▶ [AIM OF THE EXERCISE]
Drop the pictures from the entries below, then reproduce the rest exactly.

>> begin DATA LINES

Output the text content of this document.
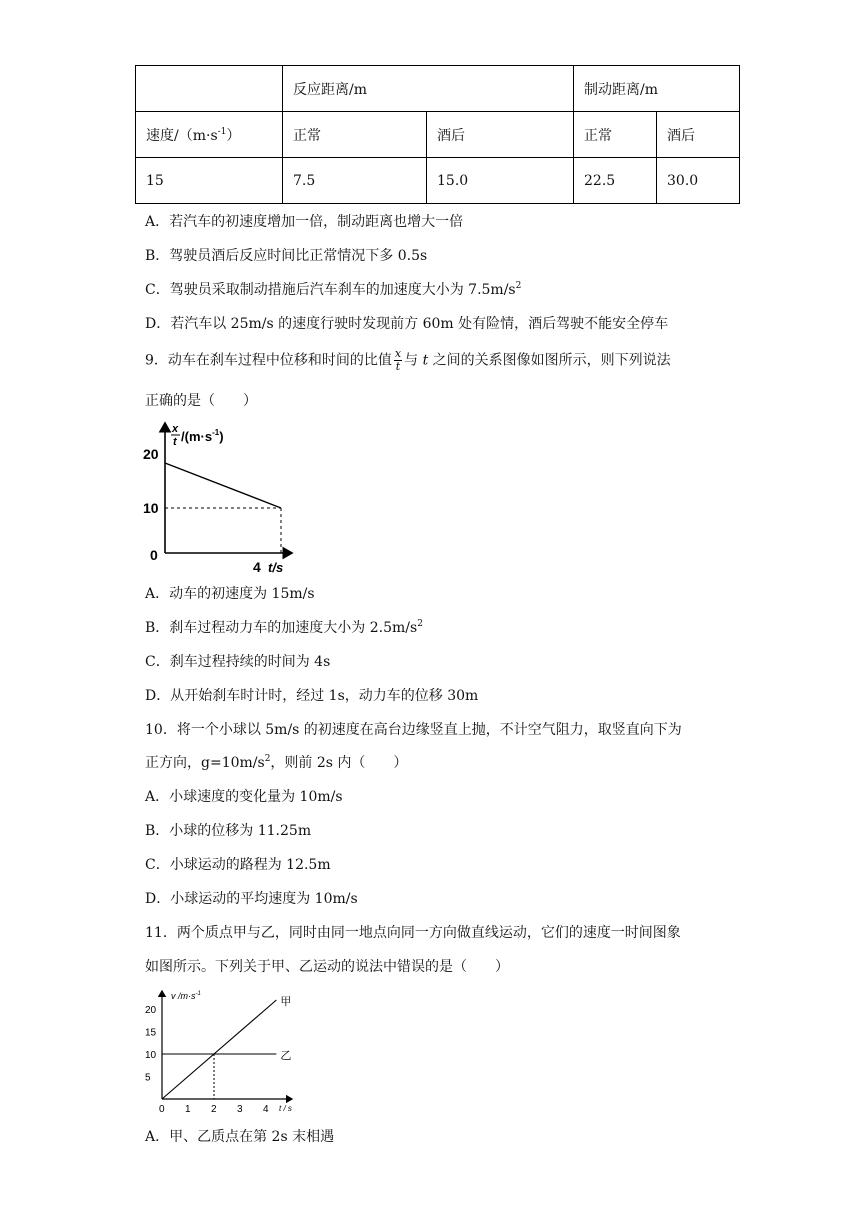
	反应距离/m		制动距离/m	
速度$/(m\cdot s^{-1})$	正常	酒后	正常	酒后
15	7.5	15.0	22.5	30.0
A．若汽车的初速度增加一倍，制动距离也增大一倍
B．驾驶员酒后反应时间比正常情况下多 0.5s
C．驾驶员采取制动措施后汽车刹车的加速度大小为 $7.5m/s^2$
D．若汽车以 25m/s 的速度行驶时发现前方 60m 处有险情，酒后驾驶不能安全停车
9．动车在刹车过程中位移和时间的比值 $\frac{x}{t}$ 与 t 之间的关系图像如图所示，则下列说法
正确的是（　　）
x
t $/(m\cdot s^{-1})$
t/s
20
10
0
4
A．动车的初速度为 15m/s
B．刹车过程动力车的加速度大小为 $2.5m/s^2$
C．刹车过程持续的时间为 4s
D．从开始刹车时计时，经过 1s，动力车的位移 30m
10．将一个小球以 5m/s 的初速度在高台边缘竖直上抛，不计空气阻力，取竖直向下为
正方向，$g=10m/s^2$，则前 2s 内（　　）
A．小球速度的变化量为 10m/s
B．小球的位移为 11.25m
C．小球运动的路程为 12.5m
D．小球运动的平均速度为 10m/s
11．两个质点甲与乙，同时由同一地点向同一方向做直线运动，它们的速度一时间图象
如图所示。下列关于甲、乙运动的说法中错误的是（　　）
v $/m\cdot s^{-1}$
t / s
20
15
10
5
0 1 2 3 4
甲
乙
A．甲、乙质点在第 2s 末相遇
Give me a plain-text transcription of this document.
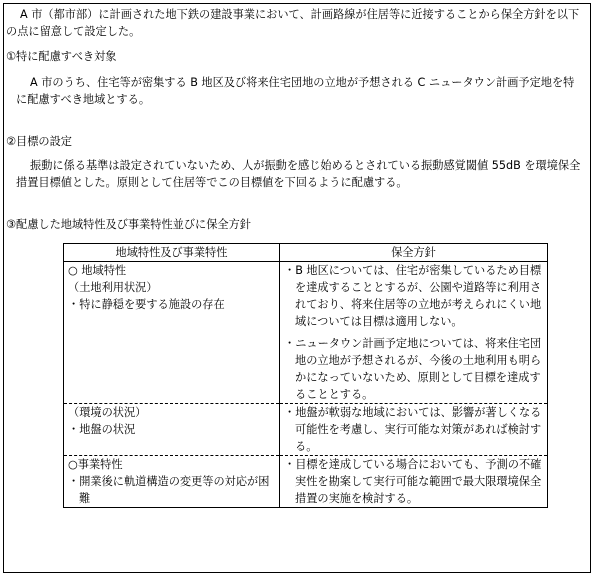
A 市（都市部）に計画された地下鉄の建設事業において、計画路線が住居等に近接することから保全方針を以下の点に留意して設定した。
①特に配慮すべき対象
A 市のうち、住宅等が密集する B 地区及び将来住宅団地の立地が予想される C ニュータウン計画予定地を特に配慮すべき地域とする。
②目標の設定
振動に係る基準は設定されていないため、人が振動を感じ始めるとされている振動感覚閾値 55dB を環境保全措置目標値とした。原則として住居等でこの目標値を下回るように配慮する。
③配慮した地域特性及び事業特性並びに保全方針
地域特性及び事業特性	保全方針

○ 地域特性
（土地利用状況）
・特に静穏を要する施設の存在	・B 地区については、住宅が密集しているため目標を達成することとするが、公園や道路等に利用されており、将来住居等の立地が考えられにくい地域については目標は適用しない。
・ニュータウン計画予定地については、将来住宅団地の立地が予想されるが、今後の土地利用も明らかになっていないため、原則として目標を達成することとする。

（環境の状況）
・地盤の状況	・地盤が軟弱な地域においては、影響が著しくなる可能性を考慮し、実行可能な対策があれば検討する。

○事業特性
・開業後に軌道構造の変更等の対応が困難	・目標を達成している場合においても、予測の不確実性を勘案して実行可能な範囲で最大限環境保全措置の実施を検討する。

>> end DATA LINES

▶ [RESPONSE TO THIS TASK]
Output the text content of this document.
	反应距离/m		制动距离/m	
速度$/(m\cdot s^{-1})$	正常	酒后	正常	酒后
15	7.5	15.0	22.5	30.0
A．若汽车的初速度增加一倍，制动距离也增大一倍
B．驾驶员酒后反应时间比正常情况下多 0.5s
C．驾驶员采取制动措施后汽车刹车的加速度大小为 $7.5m/s^2$
D．若汽车以 25m/s 的速度行驶时发现前方 60m 处有险情，酒后驾驶不能安全停车
9．动车在刹车过程中位移和时间的比值 $\frac{x}{t}$ 与 t 之间的关系图像如图所示，则下列说法
正确的是（　　）
x
t $/(m\cdot s^{-1})$
t/s
20
10
0
4
A．动车的初速度为 15m/s
B．刹车过程动力车的加速度大小为 $2.5m/s^2$
C．刹车过程持续的时间为 4s
D．从开始刹车时计时，经过 1s，动力车的位移 30m
10．将一个小球以 5m/s 的初速度在高台边缘竖直上抛，不计空气阻力，取竖直向下为
正方向，$g=10m/s^2$，则前 2s 内（　　）
A．小球速度的变化量为 10m/s
B．小球的位移为 11.25m
C．小球运动的路程为 12.5m
D．小球运动的平均速度为 10m/s
11．两个质点甲与乙，同时由同一地点向同一方向做直线运动，它们的速度一时间图象
如图所示。下列关于甲、乙运动的说法中错误的是（　　）
v $/m\cdot s^{-1}$
t / s
20
15
10
5
0 1 2 3 4
甲
乙
A．甲、乙质点在第 2s 末相遇
Give me a plain-text transcription of this document.
A 市（都市部）に計画された地下鉄の建設事業において、計画路線が住居等に近接することから保全方針を以下の点に留意して設定した。
①特に配慮すべき対象
A 市のうち、住宅等が密集する B 地区及び将来住宅団地の立地が予想される C ニュータウン計画予定地を特に配慮すべき地域とする。
②目標の設定
振動に係る基準は設定されていないため、人が振動を感じ始めるとされている振動感覚閾値 55dB を環境保全措置目標値とした。原則として住居等でこの目標値を下回るように配慮する。
③配慮した地域特性及び事業特性並びに保全方針
地域特性及び事業特性	保全方針

○ 地域特性
（土地利用状況）
・特に静穏を要する施設の存在	・B 地区については、住宅が密集しているため目標を達成することとするが、公園や道路等に利用されており、将来住居等の立地が考えられにくい地域については目標は適用しない。
・ニュータウン計画予定地については、将来住宅団地の立地が予想されるが、今後の土地利用も明らかになっていないため、原則として目標を達成することとする。

（環境の状況）
・地盤の状況	・地盤が軟弱な地域においては、影響が著しくなる可能性を考慮し、実行可能な対策があれば検討する。

○事業特性
・開業後に軌道構造の変更等の対応が困難	・目標を達成している場合においても、予測の不確実性を勘案して実行可能な範囲で最大限環境保全措置の実施を検討する。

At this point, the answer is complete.